* **Directions for this task**:
Each entry below is to be printed verbatim.

* **Available records**:
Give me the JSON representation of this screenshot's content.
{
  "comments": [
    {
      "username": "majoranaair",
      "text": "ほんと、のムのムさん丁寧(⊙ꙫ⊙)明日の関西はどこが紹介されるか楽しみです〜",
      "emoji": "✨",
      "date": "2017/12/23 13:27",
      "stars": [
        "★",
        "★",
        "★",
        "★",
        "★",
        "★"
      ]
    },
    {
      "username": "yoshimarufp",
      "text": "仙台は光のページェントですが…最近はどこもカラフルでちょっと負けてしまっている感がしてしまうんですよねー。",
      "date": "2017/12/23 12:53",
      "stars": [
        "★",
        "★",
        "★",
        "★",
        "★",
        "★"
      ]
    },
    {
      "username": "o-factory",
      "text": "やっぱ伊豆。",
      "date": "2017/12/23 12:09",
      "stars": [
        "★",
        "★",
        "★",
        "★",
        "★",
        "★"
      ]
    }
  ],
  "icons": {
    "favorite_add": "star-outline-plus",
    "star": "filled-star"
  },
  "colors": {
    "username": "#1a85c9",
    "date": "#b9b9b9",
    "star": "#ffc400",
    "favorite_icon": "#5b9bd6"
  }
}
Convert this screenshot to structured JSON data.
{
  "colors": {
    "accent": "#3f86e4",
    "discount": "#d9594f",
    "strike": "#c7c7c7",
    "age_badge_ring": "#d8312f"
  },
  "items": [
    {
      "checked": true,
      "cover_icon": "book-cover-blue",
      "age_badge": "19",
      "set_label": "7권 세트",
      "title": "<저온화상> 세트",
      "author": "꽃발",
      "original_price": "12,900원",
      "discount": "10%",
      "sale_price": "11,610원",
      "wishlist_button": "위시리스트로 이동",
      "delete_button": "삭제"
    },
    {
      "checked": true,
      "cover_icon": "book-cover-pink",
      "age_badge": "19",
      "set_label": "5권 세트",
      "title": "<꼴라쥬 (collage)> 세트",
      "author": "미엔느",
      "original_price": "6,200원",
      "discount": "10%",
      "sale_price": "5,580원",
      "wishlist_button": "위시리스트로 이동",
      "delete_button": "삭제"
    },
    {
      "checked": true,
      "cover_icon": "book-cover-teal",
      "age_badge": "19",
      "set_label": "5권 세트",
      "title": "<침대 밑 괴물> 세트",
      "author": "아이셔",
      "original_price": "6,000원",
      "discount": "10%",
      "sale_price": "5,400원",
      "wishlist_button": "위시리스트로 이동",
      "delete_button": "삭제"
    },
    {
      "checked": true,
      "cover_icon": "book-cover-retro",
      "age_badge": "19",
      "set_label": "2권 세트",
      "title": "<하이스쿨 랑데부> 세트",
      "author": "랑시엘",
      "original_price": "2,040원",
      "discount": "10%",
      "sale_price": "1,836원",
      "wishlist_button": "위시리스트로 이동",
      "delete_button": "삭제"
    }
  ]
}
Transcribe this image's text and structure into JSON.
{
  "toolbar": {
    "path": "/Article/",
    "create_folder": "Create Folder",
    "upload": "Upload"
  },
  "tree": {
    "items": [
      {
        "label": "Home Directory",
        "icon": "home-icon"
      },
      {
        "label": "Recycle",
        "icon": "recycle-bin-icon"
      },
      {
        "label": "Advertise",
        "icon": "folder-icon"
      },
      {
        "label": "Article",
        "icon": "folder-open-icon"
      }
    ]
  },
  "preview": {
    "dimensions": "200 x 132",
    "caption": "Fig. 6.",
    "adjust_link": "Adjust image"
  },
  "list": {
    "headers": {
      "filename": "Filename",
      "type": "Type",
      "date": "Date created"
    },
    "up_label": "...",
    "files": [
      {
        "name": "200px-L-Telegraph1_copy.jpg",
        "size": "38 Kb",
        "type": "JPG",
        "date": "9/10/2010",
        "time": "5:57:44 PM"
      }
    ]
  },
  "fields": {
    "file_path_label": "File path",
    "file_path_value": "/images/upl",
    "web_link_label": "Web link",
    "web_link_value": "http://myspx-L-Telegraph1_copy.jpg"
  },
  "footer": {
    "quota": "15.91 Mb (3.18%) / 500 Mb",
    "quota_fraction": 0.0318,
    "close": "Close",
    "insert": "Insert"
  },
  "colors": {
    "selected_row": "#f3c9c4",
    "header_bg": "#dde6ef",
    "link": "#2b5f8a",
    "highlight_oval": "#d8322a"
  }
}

* **Reply to the exercise**:
Give me the JSON representation of this screenshot's content.
{
  "comments": [
    {
      "username": "majoranaair",
      "text": "ほんと、のムのムさん丁寧(⊙ꙫ⊙)明日の関西はどこが紹介されるか楽しみです〜",
      "emoji": "✨",
      "date": "2017/12/23 13:27",
      "stars": [
        "★",
        "★",
        "★",
        "★",
        "★",
        "★"
      ]
    },
    {
      "username": "yoshimarufp",
      "text": "仙台は光のページェントですが…最近はどこもカラフルでちょっと負けてしまっている感がしてしまうんですよねー。",
      "date": "2017/12/23 12:53",
      "stars": [
        "★",
        "★",
        "★",
        "★",
        "★",
        "★"
      ]
    },
    {
      "username": "o-factory",
      "text": "やっぱ伊豆。",
      "date": "2017/12/23 12:09",
      "stars": [
        "★",
        "★",
        "★",
        "★",
        "★",
        "★"
      ]
    }
  ],
  "icons": {
    "favorite_add": "star-outline-plus",
    "star": "filled-star"
  },
  "colors": {
    "username": "#1a85c9",
    "date": "#b9b9b9",
    "star": "#ffc400",
    "favorite_icon": "#5b9bd6"
  }
}
Convert this screenshot to structured JSON data.
{
  "colors": {
    "accent": "#3f86e4",
    "discount": "#d9594f",
    "strike": "#c7c7c7",
    "age_badge_ring": "#d8312f"
  },
  "items": [
    {
      "checked": true,
      "cover_icon": "book-cover-blue",
      "age_badge": "19",
      "set_label": "7권 세트",
      "title": "<저온화상> 세트",
      "author": "꽃발",
      "original_price": "12,900원",
      "discount": "10%",
      "sale_price": "11,610원",
      "wishlist_button": "위시리스트로 이동",
      "delete_button": "삭제"
    },
    {
      "checked": true,
      "cover_icon": "book-cover-pink",
      "age_badge": "19",
      "set_label": "5권 세트",
      "title": "<꼴라쥬 (collage)> 세트",
      "author": "미엔느",
      "original_price": "6,200원",
      "discount": "10%",
      "sale_price": "5,580원",
      "wishlist_button": "위시리스트로 이동",
      "delete_button": "삭제"
    },
    {
      "checked": true,
      "cover_icon": "book-cover-teal",
      "age_badge": "19",
      "set_label": "5권 세트",
      "title": "<침대 밑 괴물> 세트",
      "author": "아이셔",
      "original_price": "6,000원",
      "discount": "10%",
      "sale_price": "5,400원",
      "wishlist_button": "위시리스트로 이동",
      "delete_button": "삭제"
    },
    {
      "checked": true,
      "cover_icon": "book-cover-retro",
      "age_badge": "19",
      "set_label": "2권 세트",
      "title": "<하이스쿨 랑데부> 세트",
      "author": "랑시엘",
      "original_price": "2,040원",
      "discount": "10%",
      "sale_price": "1,836원",
      "wishlist_button": "위시리스트로 이동",
      "delete_button": "삭제"
    }
  ]
}
Transcribe this image's text and structure into JSON.
{
  "toolbar": {
    "path": "/Article/",
    "create_folder": "Create Folder",
    "upload": "Upload"
  },
  "tree": {
    "items": [
      {
        "label": "Home Directory",
        "icon": "home-icon"
      },
      {
        "label": "Recycle",
        "icon": "recycle-bin-icon"
      },
      {
        "label": "Advertise",
        "icon": "folder-icon"
      },
      {
        "label": "Article",
        "icon": "folder-open-icon"
      }
    ]
  },
  "preview": {
    "dimensions": "200 x 132",
    "caption": "Fig. 6.",
    "adjust_link": "Adjust image"
  },
  "list": {
    "headers": {
      "filename": "Filename",
      "type": "Type",
      "date": "Date created"
    },
    "up_label": "...",
    "files": [
      {
        "name": "200px-L-Telegraph1_copy.jpg",
        "size": "38 Kb",
        "type": "JPG",
        "date": "9/10/2010",
        "time": "5:57:44 PM"
      }
    ]
  },
  "fields": {
    "file_path_label": "File path",
    "file_path_value": "/images/upl",
    "web_link_label": "Web link",
    "web_link_value": "http://myspx-L-Telegraph1_copy.jpg"
  },
  "footer": {
    "quota": "15.91 Mb (3.18%) / 500 Mb",
    "quota_fraction": 0.0318,
    "close": "Close",
    "insert": "Insert"
  },
  "colors": {
    "selected_row": "#f3c9c4",
    "header_bg": "#dde6ef",
    "link": "#2b5f8a",
    "highlight_oval": "#d8322a"
  }
}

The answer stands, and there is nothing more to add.